(Dataset records)

════════════════════

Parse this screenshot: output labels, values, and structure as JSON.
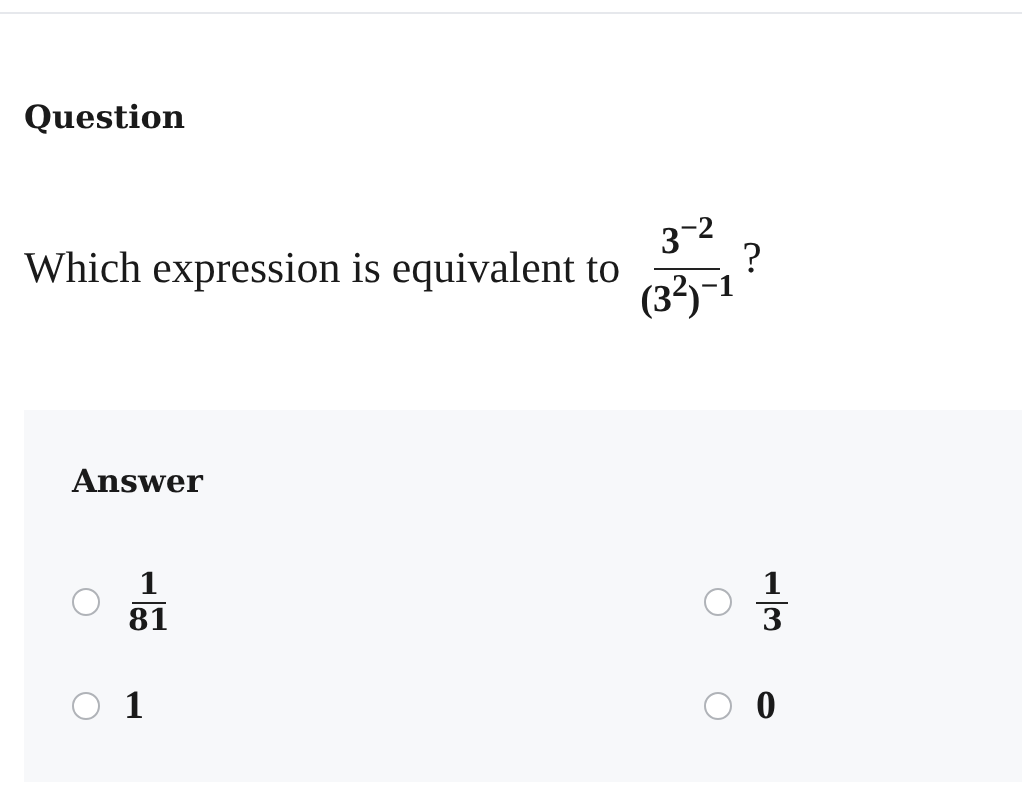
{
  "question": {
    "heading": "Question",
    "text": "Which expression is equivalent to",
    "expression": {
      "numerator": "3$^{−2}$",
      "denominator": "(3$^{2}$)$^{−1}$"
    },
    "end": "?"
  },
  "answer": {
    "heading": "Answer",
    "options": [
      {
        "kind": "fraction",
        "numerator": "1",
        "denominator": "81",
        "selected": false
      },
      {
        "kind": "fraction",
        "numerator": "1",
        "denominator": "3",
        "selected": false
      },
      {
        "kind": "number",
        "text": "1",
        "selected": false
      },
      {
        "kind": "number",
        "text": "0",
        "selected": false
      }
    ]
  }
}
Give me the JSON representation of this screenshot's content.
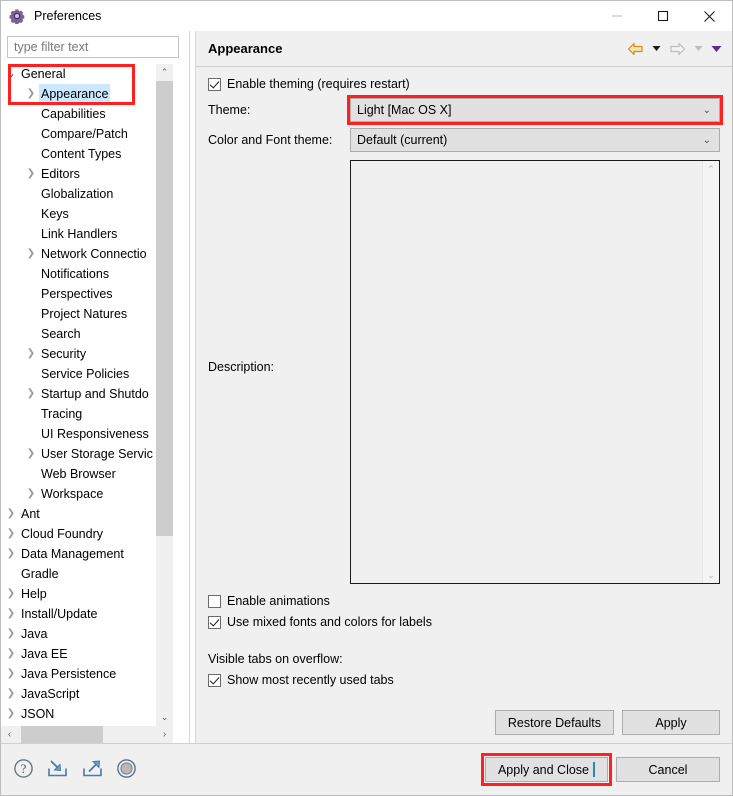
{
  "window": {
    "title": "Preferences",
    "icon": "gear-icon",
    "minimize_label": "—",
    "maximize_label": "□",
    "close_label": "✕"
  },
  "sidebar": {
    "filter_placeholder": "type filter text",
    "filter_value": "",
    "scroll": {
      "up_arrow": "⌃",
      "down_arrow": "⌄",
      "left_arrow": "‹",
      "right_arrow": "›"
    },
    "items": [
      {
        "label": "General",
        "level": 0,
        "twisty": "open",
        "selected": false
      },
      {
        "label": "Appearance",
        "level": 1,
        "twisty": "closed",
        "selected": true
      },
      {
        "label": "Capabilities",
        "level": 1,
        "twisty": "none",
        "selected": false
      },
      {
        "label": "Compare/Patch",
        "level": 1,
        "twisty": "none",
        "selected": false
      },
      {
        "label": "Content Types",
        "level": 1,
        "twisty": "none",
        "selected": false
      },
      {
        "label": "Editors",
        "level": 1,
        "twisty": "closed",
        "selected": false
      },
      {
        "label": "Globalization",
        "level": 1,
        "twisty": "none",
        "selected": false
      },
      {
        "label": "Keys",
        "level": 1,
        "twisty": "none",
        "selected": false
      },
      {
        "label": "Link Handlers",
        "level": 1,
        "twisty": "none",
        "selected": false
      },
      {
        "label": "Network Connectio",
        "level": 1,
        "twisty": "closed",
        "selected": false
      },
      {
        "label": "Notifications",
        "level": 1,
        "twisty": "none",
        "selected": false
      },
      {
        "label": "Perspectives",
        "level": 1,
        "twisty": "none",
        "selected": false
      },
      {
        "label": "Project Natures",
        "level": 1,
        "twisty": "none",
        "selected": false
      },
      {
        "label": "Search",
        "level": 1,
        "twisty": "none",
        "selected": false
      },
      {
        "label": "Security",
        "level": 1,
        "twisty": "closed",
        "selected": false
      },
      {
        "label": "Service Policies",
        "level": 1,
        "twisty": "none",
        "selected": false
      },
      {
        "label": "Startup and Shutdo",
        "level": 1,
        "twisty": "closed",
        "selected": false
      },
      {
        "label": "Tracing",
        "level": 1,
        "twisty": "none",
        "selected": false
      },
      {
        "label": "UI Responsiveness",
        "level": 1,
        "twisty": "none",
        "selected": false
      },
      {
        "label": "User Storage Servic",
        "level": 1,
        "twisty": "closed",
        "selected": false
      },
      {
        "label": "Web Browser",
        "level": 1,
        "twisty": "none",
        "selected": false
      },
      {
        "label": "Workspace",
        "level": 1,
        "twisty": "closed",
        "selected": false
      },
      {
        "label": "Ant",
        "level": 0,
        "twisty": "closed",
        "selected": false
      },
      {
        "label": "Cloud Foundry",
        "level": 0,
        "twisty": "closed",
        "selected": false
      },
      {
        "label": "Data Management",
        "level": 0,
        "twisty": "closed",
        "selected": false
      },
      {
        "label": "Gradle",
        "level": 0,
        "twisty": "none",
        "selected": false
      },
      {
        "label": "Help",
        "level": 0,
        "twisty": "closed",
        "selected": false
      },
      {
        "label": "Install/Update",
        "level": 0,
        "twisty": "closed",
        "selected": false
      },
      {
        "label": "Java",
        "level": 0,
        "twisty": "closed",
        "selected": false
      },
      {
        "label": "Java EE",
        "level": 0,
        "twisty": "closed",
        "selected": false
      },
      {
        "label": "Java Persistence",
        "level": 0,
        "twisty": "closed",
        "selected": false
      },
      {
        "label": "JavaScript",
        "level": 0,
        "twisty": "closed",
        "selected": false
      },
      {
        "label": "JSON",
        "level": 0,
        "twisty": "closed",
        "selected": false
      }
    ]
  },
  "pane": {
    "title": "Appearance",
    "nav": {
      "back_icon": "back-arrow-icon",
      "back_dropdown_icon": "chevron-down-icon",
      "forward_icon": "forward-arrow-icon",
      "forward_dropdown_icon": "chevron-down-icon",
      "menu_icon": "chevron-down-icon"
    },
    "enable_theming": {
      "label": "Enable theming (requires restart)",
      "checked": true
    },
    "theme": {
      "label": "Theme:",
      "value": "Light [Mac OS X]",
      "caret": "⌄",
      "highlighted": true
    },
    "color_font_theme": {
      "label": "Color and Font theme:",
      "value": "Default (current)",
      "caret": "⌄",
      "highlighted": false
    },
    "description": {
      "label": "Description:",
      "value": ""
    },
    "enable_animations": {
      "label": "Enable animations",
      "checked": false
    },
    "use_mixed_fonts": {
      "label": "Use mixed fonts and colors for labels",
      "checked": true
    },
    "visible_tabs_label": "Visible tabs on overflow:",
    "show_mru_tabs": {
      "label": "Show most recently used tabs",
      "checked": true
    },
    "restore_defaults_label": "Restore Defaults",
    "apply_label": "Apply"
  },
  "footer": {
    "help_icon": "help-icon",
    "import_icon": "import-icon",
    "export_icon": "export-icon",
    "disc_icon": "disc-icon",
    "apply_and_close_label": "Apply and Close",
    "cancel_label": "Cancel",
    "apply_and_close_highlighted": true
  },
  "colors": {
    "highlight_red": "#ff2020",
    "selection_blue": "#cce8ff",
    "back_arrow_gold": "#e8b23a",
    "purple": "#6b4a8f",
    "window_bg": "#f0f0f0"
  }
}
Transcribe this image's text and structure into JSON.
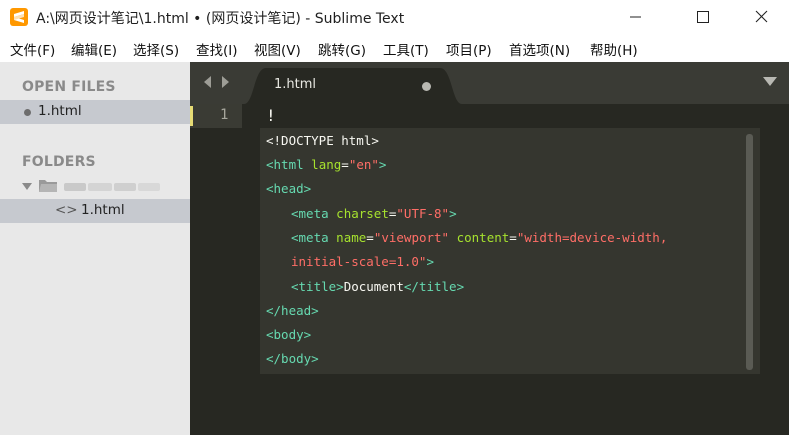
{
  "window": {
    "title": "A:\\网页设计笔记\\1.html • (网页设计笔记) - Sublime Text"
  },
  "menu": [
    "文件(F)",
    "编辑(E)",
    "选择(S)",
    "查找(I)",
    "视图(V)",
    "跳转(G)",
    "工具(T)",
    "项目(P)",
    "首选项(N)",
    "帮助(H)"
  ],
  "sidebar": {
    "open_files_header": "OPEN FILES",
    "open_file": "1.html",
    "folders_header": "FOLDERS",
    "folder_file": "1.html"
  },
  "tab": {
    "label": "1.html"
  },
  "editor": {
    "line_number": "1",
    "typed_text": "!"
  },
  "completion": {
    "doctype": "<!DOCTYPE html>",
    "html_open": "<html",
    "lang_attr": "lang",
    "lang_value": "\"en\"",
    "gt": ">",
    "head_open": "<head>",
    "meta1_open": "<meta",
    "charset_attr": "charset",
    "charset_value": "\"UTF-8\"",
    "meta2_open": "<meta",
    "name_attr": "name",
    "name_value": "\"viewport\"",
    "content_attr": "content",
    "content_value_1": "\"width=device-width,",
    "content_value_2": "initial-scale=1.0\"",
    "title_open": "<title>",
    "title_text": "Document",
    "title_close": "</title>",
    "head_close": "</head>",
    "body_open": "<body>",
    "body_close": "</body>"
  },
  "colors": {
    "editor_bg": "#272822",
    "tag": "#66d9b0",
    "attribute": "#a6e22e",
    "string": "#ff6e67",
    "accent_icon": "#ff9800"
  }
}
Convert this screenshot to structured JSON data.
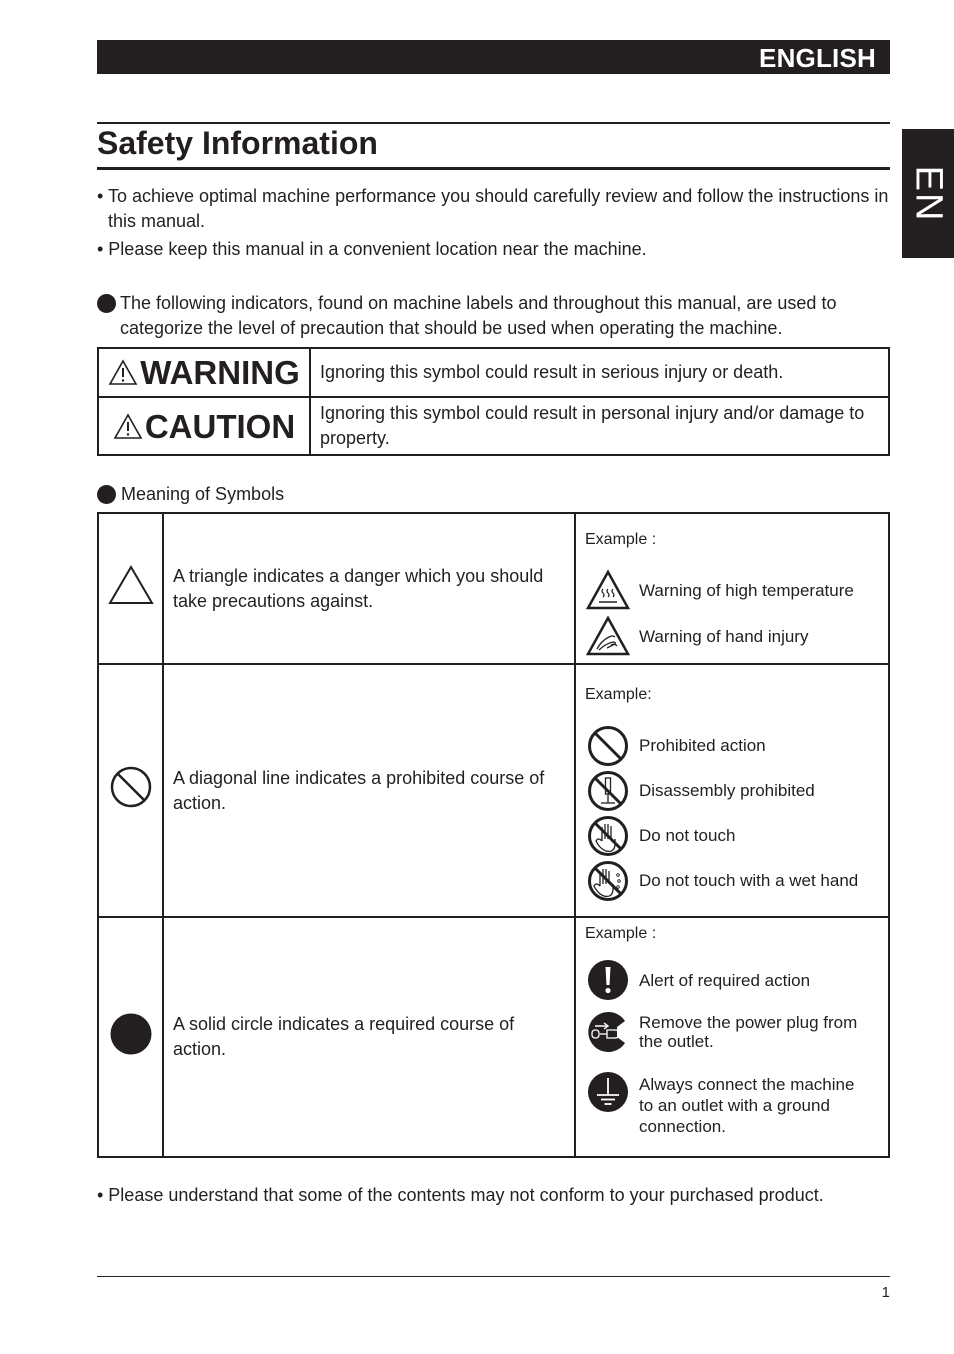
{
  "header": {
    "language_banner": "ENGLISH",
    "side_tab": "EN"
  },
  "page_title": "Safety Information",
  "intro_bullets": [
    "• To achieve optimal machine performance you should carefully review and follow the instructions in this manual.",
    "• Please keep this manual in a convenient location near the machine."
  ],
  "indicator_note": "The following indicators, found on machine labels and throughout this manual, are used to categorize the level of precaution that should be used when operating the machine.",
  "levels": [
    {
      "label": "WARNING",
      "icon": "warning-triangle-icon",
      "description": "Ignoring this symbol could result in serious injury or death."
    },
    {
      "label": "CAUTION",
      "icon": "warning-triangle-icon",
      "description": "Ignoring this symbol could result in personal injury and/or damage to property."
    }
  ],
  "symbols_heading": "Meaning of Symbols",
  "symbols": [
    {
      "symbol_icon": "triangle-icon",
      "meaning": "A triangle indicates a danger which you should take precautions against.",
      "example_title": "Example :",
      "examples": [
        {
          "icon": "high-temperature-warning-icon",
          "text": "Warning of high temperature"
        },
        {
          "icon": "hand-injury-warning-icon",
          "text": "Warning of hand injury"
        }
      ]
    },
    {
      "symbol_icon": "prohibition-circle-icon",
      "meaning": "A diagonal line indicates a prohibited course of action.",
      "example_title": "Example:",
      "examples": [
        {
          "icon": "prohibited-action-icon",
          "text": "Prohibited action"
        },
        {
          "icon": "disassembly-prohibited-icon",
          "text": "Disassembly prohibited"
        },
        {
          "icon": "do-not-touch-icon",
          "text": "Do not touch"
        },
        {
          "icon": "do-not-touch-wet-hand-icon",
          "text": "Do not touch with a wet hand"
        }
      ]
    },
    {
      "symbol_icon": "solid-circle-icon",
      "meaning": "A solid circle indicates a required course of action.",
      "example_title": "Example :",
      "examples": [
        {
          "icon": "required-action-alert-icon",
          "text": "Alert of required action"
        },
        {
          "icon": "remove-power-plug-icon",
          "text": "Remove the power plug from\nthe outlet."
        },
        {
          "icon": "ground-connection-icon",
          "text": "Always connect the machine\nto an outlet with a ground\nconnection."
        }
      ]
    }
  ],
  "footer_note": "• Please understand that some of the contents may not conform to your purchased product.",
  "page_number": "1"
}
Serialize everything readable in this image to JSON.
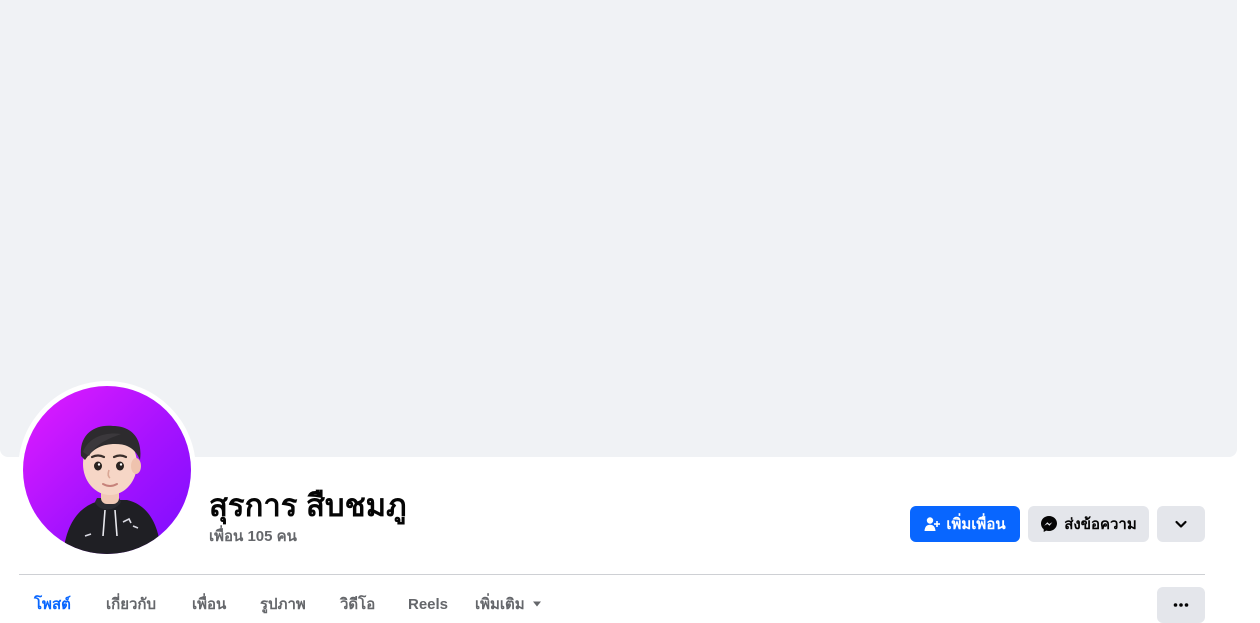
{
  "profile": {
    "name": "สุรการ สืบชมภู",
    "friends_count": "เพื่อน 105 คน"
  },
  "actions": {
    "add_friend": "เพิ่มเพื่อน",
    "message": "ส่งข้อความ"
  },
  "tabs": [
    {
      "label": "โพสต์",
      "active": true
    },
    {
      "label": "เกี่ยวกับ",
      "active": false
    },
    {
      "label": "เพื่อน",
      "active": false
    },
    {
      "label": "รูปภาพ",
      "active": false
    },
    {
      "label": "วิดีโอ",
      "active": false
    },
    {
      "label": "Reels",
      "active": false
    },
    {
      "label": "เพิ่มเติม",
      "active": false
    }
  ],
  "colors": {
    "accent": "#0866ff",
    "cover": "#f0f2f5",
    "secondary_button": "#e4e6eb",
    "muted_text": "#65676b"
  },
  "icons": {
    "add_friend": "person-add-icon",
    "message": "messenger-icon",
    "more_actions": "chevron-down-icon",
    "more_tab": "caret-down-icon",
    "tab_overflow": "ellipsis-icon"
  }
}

════════════════════

§ WHAT IS BEING ASKED
Write down every line of the data above that includes the string "could".

§ RESULT OF THIS TASK
      "description": "Ignoring this symbol could result in serious injury or death."
      "description": "Ignoring this symbol could result in personal injury and/or damage to property."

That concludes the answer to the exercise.